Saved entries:

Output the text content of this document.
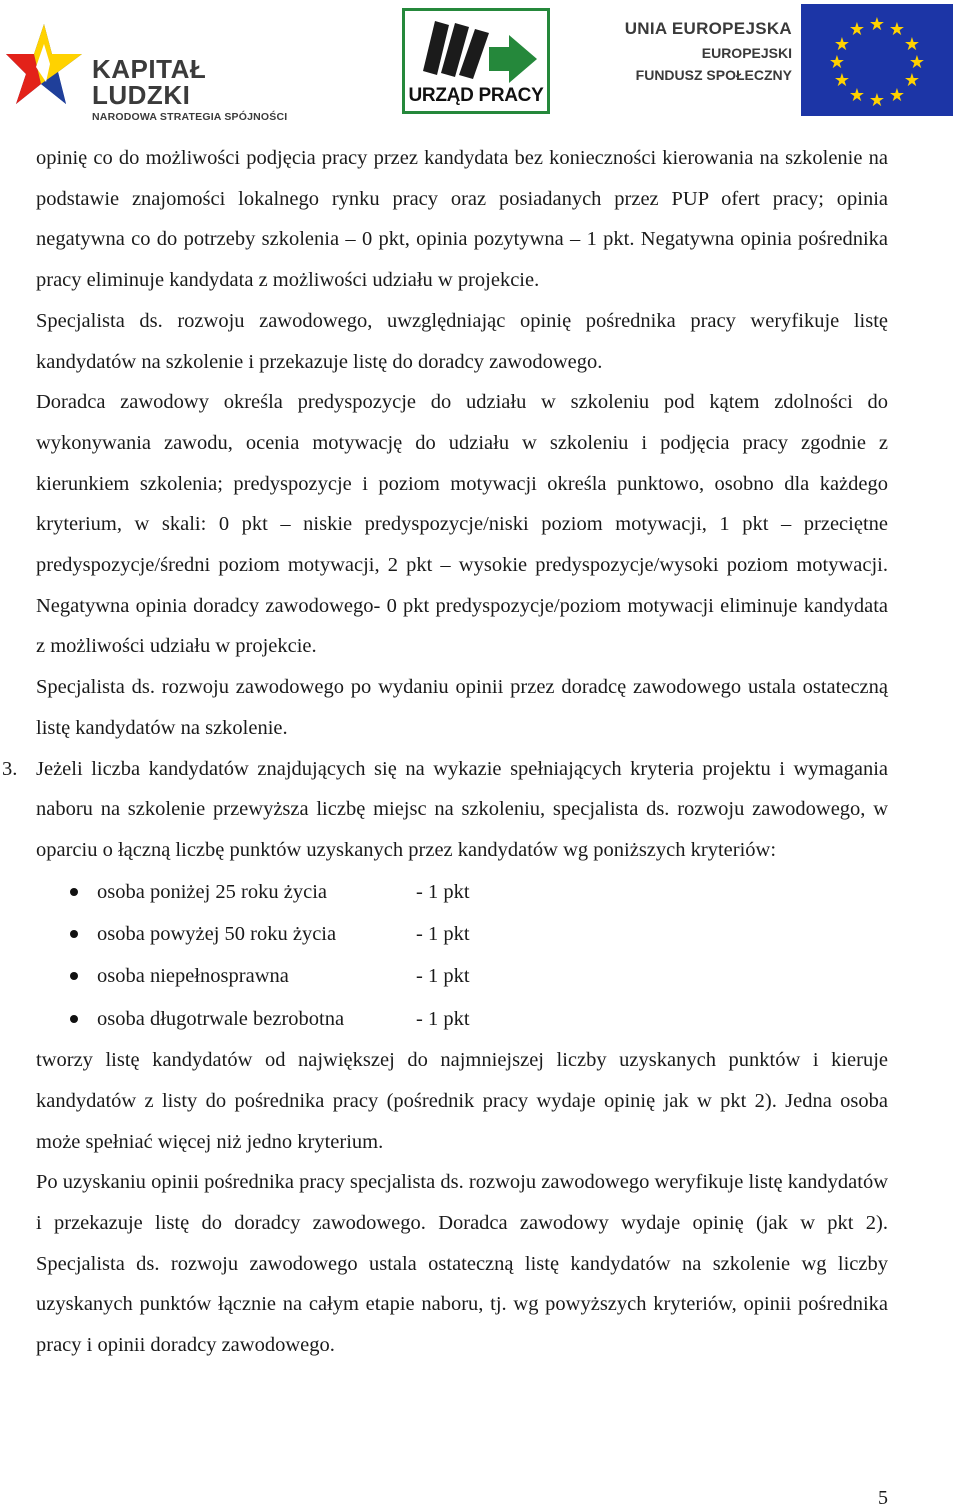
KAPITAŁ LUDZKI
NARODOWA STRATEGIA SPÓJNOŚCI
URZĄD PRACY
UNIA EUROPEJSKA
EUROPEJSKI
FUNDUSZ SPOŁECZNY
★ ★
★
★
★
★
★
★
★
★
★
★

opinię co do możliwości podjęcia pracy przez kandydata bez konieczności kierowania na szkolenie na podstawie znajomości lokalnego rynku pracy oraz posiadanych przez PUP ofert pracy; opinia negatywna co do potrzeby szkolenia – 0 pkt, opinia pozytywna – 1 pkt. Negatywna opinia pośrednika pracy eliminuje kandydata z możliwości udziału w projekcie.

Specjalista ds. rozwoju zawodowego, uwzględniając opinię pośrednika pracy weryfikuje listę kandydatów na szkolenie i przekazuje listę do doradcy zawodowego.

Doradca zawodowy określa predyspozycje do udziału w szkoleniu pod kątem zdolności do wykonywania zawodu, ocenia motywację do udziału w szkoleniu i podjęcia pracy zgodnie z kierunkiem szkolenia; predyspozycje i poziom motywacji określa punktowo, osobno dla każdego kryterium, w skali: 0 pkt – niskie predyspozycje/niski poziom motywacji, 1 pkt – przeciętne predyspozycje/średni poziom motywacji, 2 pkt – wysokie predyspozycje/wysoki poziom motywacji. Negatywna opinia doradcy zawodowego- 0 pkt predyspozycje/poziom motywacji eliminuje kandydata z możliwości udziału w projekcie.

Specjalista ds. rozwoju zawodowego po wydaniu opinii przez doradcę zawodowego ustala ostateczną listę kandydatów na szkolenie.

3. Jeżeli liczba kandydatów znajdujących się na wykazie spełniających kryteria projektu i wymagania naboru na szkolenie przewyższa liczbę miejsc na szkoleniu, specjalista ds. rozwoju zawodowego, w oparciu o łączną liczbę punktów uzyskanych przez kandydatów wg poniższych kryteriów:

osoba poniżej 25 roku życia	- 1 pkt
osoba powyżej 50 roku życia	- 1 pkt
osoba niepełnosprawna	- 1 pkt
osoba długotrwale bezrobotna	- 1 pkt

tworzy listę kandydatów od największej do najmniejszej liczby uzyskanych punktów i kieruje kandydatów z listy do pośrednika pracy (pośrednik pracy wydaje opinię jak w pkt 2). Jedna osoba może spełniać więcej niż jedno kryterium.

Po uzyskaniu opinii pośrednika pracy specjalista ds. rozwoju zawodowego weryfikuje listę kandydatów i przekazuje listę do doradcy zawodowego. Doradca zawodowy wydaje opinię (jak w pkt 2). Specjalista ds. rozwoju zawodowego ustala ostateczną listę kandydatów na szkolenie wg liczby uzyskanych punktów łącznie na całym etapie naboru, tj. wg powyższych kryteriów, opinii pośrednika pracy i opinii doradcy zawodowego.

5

_Task statement:_
Transcribe the full listing character for character. Pictures are excluded.

_Reply:_
Output the text content of this document.
KAPITAŁ LUDZKI
NARODOWA STRATEGIA SPÓJNOŚCI
URZĄD PRACY
UNIA EUROPEJSKA
EUROPEJSKI
FUNDUSZ SPOŁECZNY
★ ★
★
★
★
★
★
★
★
★
★
★

opinię co do możliwości podjęcia pracy przez kandydata bez konieczności kierowania na szkolenie na podstawie znajomości lokalnego rynku pracy oraz posiadanych przez PUP ofert pracy; opinia negatywna co do potrzeby szkolenia – 0 pkt, opinia pozytywna – 1 pkt. Negatywna opinia pośrednika pracy eliminuje kandydata z możliwości udziału w projekcie.

Specjalista ds. rozwoju zawodowego, uwzględniając opinię pośrednika pracy weryfikuje listę kandydatów na szkolenie i przekazuje listę do doradcy zawodowego.

Doradca zawodowy określa predyspozycje do udziału w szkoleniu pod kątem zdolności do wykonywania zawodu, ocenia motywację do udziału w szkoleniu i podjęcia pracy zgodnie z kierunkiem szkolenia; predyspozycje i poziom motywacji określa punktowo, osobno dla każdego kryterium, w skali: 0 pkt – niskie predyspozycje/niski poziom motywacji, 1 pkt – przeciętne predyspozycje/średni poziom motywacji, 2 pkt – wysokie predyspozycje/wysoki poziom motywacji. Negatywna opinia doradcy zawodowego- 0 pkt predyspozycje/poziom motywacji eliminuje kandydata z możliwości udziału w projekcie.

Specjalista ds. rozwoju zawodowego po wydaniu opinii przez doradcę zawodowego ustala ostateczną listę kandydatów na szkolenie.

3. Jeżeli liczba kandydatów znajdujących się na wykazie spełniających kryteria projektu i wymagania naboru na szkolenie przewyższa liczbę miejsc na szkoleniu, specjalista ds. rozwoju zawodowego, w oparciu o łączną liczbę punktów uzyskanych przez kandydatów wg poniższych kryteriów:

osoba poniżej 25 roku życia	- 1 pkt
osoba powyżej 50 roku życia	- 1 pkt
osoba niepełnosprawna	- 1 pkt
osoba długotrwale bezrobotna	- 1 pkt

tworzy listę kandydatów od największej do najmniejszej liczby uzyskanych punktów i kieruje kandydatów z listy do pośrednika pracy (pośrednik pracy wydaje opinię jak w pkt 2). Jedna osoba może spełniać więcej niż jedno kryterium.

Po uzyskaniu opinii pośrednika pracy specjalista ds. rozwoju zawodowego weryfikuje listę kandydatów i przekazuje listę do doradcy zawodowego. Doradca zawodowy wydaje opinię (jak w pkt 2). Specjalista ds. rozwoju zawodowego ustala ostateczną listę kandydatów na szkolenie wg liczby uzyskanych punktów łącznie na całym etapie naboru, tj. wg powyższych kryteriów, opinii pośrednika pracy i opinii doradcy zawodowego.

5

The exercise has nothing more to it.